Task prompt:
Can you print every record below exactly as written?

Data for this exercise:
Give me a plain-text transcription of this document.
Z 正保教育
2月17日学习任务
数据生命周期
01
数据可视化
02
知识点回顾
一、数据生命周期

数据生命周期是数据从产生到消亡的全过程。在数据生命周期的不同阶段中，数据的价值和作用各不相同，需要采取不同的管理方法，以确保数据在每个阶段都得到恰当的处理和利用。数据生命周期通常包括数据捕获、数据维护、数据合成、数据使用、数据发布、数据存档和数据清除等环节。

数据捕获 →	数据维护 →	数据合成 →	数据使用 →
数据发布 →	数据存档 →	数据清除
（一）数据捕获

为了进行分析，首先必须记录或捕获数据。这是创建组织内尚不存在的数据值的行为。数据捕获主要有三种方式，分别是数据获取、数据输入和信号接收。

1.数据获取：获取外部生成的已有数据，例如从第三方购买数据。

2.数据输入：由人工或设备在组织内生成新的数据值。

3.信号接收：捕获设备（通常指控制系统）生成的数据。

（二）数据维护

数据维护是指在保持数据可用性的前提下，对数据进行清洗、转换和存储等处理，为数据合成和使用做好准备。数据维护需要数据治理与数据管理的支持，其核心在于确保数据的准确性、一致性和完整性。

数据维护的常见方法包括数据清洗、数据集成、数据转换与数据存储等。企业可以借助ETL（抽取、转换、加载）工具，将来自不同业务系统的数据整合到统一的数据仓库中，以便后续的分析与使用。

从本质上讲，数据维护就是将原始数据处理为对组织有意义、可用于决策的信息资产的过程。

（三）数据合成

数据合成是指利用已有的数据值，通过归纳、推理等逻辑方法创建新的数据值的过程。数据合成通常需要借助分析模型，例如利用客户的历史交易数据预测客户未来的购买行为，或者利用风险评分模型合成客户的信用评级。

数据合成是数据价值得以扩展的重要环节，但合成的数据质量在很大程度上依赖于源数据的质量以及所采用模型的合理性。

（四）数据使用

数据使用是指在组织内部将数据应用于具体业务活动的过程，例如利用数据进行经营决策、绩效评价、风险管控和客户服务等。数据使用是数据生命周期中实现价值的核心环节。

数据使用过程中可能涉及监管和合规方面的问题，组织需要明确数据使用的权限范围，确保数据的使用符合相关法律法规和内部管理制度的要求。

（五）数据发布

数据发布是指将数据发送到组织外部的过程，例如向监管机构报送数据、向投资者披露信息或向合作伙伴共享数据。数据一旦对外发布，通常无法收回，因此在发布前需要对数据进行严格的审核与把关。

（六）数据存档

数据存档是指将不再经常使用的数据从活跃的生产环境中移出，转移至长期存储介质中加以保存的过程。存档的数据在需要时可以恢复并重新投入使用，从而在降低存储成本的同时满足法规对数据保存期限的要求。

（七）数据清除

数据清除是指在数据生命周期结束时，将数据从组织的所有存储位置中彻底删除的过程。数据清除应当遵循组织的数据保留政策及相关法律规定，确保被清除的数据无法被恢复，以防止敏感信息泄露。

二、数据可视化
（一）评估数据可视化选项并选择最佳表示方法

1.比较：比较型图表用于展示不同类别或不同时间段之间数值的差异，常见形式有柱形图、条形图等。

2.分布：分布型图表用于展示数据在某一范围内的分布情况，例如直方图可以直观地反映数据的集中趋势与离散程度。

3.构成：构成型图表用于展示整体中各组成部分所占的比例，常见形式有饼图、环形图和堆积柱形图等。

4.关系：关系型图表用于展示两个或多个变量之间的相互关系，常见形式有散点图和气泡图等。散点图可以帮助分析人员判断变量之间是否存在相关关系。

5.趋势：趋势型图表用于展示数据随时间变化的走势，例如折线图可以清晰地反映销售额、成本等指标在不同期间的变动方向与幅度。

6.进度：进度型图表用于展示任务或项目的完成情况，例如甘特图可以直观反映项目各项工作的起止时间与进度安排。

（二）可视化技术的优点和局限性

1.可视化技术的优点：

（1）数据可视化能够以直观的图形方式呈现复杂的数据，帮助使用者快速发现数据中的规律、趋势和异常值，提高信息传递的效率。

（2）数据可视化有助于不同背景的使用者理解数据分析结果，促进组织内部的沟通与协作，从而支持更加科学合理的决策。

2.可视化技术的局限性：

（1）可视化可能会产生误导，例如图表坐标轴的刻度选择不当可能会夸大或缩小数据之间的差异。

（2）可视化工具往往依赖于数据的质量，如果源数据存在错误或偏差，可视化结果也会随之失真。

Reply to the task:
Give me a plain-text transcription of this document.
Z 正保教育
2月17日学习任务
数据生命周期
01
数据可视化
02
知识点回顾
一、数据生命周期

数据生命周期是数据从产生到消亡的全过程。在数据生命周期的不同阶段中，数据的价值和作用各不相同，需要采取不同的管理方法，以确保数据在每个阶段都得到恰当的处理和利用。数据生命周期通常包括数据捕获、数据维护、数据合成、数据使用、数据发布、数据存档和数据清除等环节。

数据捕获 →	数据维护 →	数据合成 →	数据使用 →
数据发布 →	数据存档 →	数据清除
（一）数据捕获

为了进行分析，首先必须记录或捕获数据。这是创建组织内尚不存在的数据值的行为。数据捕获主要有三种方式，分别是数据获取、数据输入和信号接收。

1.数据获取：获取外部生成的已有数据，例如从第三方购买数据。

2.数据输入：由人工或设备在组织内生成新的数据值。

3.信号接收：捕获设备（通常指控制系统）生成的数据。

（二）数据维护

数据维护是指在保持数据可用性的前提下，对数据进行清洗、转换和存储等处理，为数据合成和使用做好准备。数据维护需要数据治理与数据管理的支持，其核心在于确保数据的准确性、一致性和完整性。

数据维护的常见方法包括数据清洗、数据集成、数据转换与数据存储等。企业可以借助ETL（抽取、转换、加载）工具，将来自不同业务系统的数据整合到统一的数据仓库中，以便后续的分析与使用。

从本质上讲，数据维护就是将原始数据处理为对组织有意义、可用于决策的信息资产的过程。

（三）数据合成

数据合成是指利用已有的数据值，通过归纳、推理等逻辑方法创建新的数据值的过程。数据合成通常需要借助分析模型，例如利用客户的历史交易数据预测客户未来的购买行为，或者利用风险评分模型合成客户的信用评级。

数据合成是数据价值得以扩展的重要环节，但合成的数据质量在很大程度上依赖于源数据的质量以及所采用模型的合理性。

（四）数据使用

数据使用是指在组织内部将数据应用于具体业务活动的过程，例如利用数据进行经营决策、绩效评价、风险管控和客户服务等。数据使用是数据生命周期中实现价值的核心环节。

数据使用过程中可能涉及监管和合规方面的问题，组织需要明确数据使用的权限范围，确保数据的使用符合相关法律法规和内部管理制度的要求。

（五）数据发布

数据发布是指将数据发送到组织外部的过程，例如向监管机构报送数据、向投资者披露信息或向合作伙伴共享数据。数据一旦对外发布，通常无法收回，因此在发布前需要对数据进行严格的审核与把关。

（六）数据存档

数据存档是指将不再经常使用的数据从活跃的生产环境中移出，转移至长期存储介质中加以保存的过程。存档的数据在需要时可以恢复并重新投入使用，从而在降低存储成本的同时满足法规对数据保存期限的要求。

（七）数据清除

数据清除是指在数据生命周期结束时，将数据从组织的所有存储位置中彻底删除的过程。数据清除应当遵循组织的数据保留政策及相关法律规定，确保被清除的数据无法被恢复，以防止敏感信息泄露。

二、数据可视化
（一）评估数据可视化选项并选择最佳表示方法

1.比较：比较型图表用于展示不同类别或不同时间段之间数值的差异，常见形式有柱形图、条形图等。

2.分布：分布型图表用于展示数据在某一范围内的分布情况，例如直方图可以直观地反映数据的集中趋势与离散程度。

3.构成：构成型图表用于展示整体中各组成部分所占的比例，常见形式有饼图、环形图和堆积柱形图等。

4.关系：关系型图表用于展示两个或多个变量之间的相互关系，常见形式有散点图和气泡图等。散点图可以帮助分析人员判断变量之间是否存在相关关系。

5.趋势：趋势型图表用于展示数据随时间变化的走势，例如折线图可以清晰地反映销售额、成本等指标在不同期间的变动方向与幅度。

6.进度：进度型图表用于展示任务或项目的完成情况，例如甘特图可以直观反映项目各项工作的起止时间与进度安排。

（二）可视化技术的优点和局限性

1.可视化技术的优点：

（1）数据可视化能够以直观的图形方式呈现复杂的数据，帮助使用者快速发现数据中的规律、趋势和异常值，提高信息传递的效率。

（2）数据可视化有助于不同背景的使用者理解数据分析结果，促进组织内部的沟通与协作，从而支持更加科学合理的决策。

2.可视化技术的局限性：

（1）可视化可能会产生误导，例如图表坐标轴的刻度选择不当可能会夸大或缩小数据之间的差异。

（2）可视化工具往往依赖于数据的质量，如果源数据存在错误或偏差，可视化结果也会随之失真。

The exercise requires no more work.